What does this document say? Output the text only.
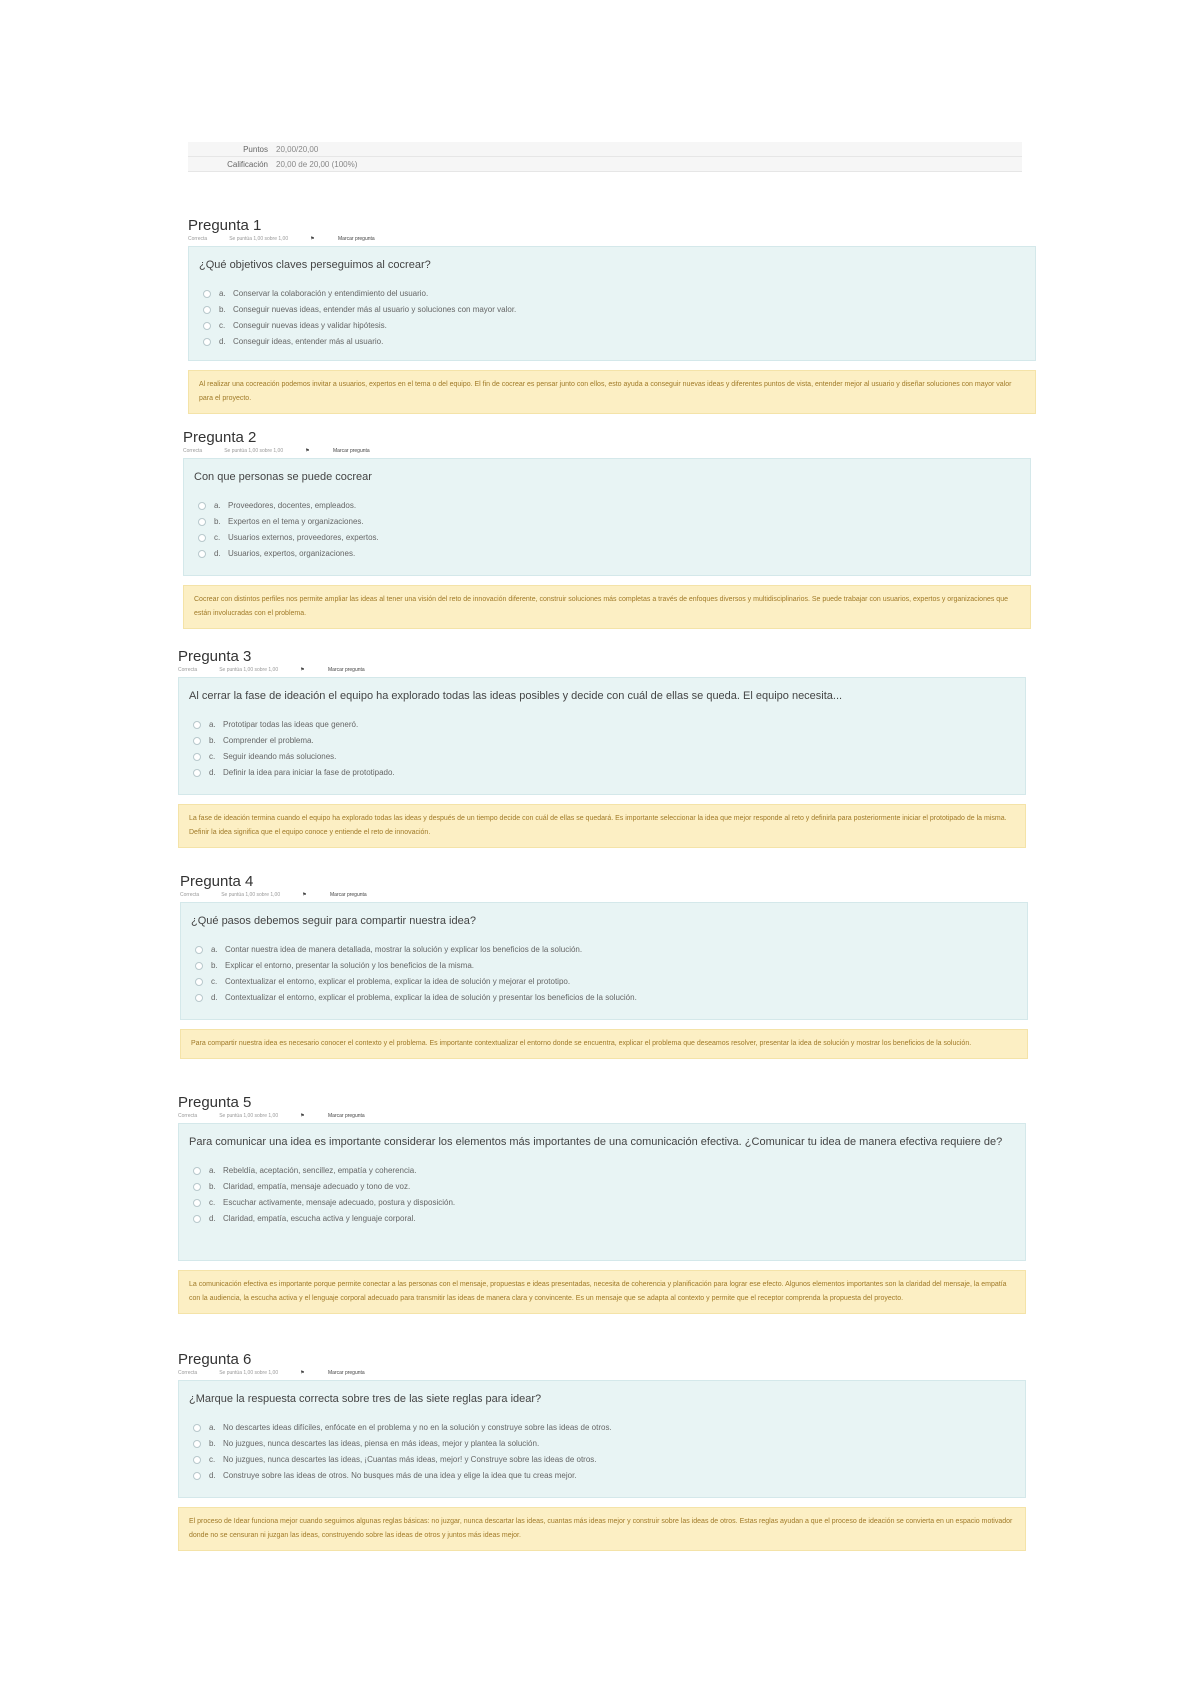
Puntos	20,00/20,00
Calificación	20,00 de 20,00 (100%)
Pregunta 1
Correcta	Se puntúa 1,00 sobre 1,00	⚑	Marcar pregunta
¿Qué objetivos claves perseguimos al cocrear?
a. Conservar la colaboración y entendimiento del usuario.
b. Conseguir nuevas ideas, entender más al usuario y soluciones con mayor valor.
c. Conseguir nuevas ideas y validar hipótesis.
d. Conseguir ideas, entender más al usuario.
Al realizar una cocreación podemos invitar a usuarios, expertos en el tema o del equipo. El fin de cocrear es pensar junto con ellos, esto ayuda a conseguir nuevas ideas y diferentes puntos de vista, entender mejor al usuario y diseñar soluciones con mayor valor para el proyecto.
Pregunta 2
Correcta	Se puntúa 1,00 sobre 1,00	⚑	Marcar pregunta
Con que personas se puede cocrear
a. Proveedores, docentes, empleados.
b. Expertos en el tema y organizaciones.
c. Usuarios externos, proveedores, expertos.
d. Usuarios, expertos, organizaciones.
Cocrear con distintos perfiles nos permite ampliar las ideas al tener una visión del reto de innovación diferente, construir soluciones más completas a través de enfoques diversos y multidisciplinarios. Se puede trabajar con usuarios, expertos y organizaciones que están involucradas con el problema.
Pregunta 3
Correcta	Se puntúa 1,00 sobre 1,00	⚑	Marcar pregunta
Al cerrar la fase de ideación el equipo ha explorado todas las ideas posibles y decide con cuál de ellas se queda. El equipo necesita...
a. Prototipar todas las ideas que generó.
b. Comprender el problema.
c. Seguir ideando más soluciones.
d. Definir la idea para iniciar la fase de prototipado.
La fase de ideación termina cuando el equipo ha explorado todas las ideas y después de un tiempo decide con cuál de ellas se quedará. Es importante seleccionar la idea que mejor responde al reto y definirla para posteriormente iniciar el prototipado de la misma. Definir la idea significa que el equipo conoce y entiende el reto de innovación.
Pregunta 4
Correcta	Se puntúa 1,00 sobre 1,00	⚑	Marcar pregunta
¿Qué pasos debemos seguir para compartir nuestra idea?
a. Contar nuestra idea de manera detallada, mostrar la solución y explicar los beneficios de la solución.
b. Explicar el entorno, presentar la solución y los beneficios de la misma.
c. Contextualizar el entorno, explicar el problema, explicar la idea de solución y mejorar el prototipo.
d. Contextualizar el entorno, explicar el problema, explicar la idea de solución y presentar los beneficios de la solución.
Para compartir nuestra idea es necesario conocer el contexto y el problema. Es importante contextualizar el entorno donde se encuentra, explicar el problema que deseamos resolver, presentar la idea de solución y mostrar los beneficios de la solución.
Pregunta 5
Correcta	Se puntúa 1,00 sobre 1,00	⚑	Marcar pregunta
Para comunicar una idea es importante considerar los elementos más importantes de una comunicación efectiva. ¿Comunicar tu idea de manera efectiva requiere de?
a. Rebeldía, aceptación, sencillez, empatía y coherencia.
b. Claridad, empatía, mensaje adecuado y tono de voz.
c. Escuchar activamente, mensaje adecuado, postura y disposición.
d. Claridad, empatía, escucha activa y lenguaje corporal.
La comunicación efectiva es importante porque permite conectar a las personas con el mensaje, propuestas e ideas presentadas, necesita de coherencia y planificación para lograr ese efecto. Algunos elementos importantes son la claridad del mensaje, la empatía con la audiencia, la escucha activa y el lenguaje corporal adecuado para transmitir las ideas de manera clara y convincente. Es un mensaje que se adapta al contexto y permite que el receptor comprenda la propuesta del proyecto.
Pregunta 6
Correcta	Se puntúa 1,00 sobre 1,00	⚑	Marcar pregunta
¿Marque la respuesta correcta sobre tres de las siete reglas para idear?
a. No descartes ideas difíciles, enfócate en el problema y no en la solución y construye sobre las ideas de otros.
b. No juzgues, nunca descartes las ideas, piensa en más ideas, mejor y plantea la solución.
c. No juzgues, nunca descartes las ideas, ¡Cuantas más ideas, mejor! y Construye sobre las ideas de otros.
d. Construye sobre las ideas de otros. No busques más de una idea y elige la idea que tu creas mejor.
El proceso de Idear funciona mejor cuando seguimos algunas reglas básicas: no juzgar, nunca descartar las ideas, cuantas más ideas mejor y construir sobre las ideas de otros. Estas reglas ayudan a que el proceso de ideación se convierta en un espacio motivador donde no se censuran ni juzgan las ideas, construyendo sobre las ideas de otros y juntos más ideas mejor.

**Exercise**
Report all lines of the material that contain the word "permite".

**Expected output**
Cocrear con distintos perfiles nos permite ampliar las ideas al tener una visión del reto de innovación diferente, construir soluciones más completas a través de enfoques diversos y multidisciplinarios. Se puede trabajar con usuarios, expertos y organizaciones que están involucradas con el problema.
La comunicación efectiva es importante porque permite conectar a las personas con el mensaje, propuestas e ideas presentadas, necesita de coherencia y planificación para lograr ese efecto. Algunos elementos importantes son la claridad del mensaje, la empatía con la audiencia, la escucha activa y el lenguaje corporal adecuado para transmitir las ideas de manera clara y convincente. Es un mensaje que se adapta al contexto y permite que el receptor comprenda la propuesta del proyecto.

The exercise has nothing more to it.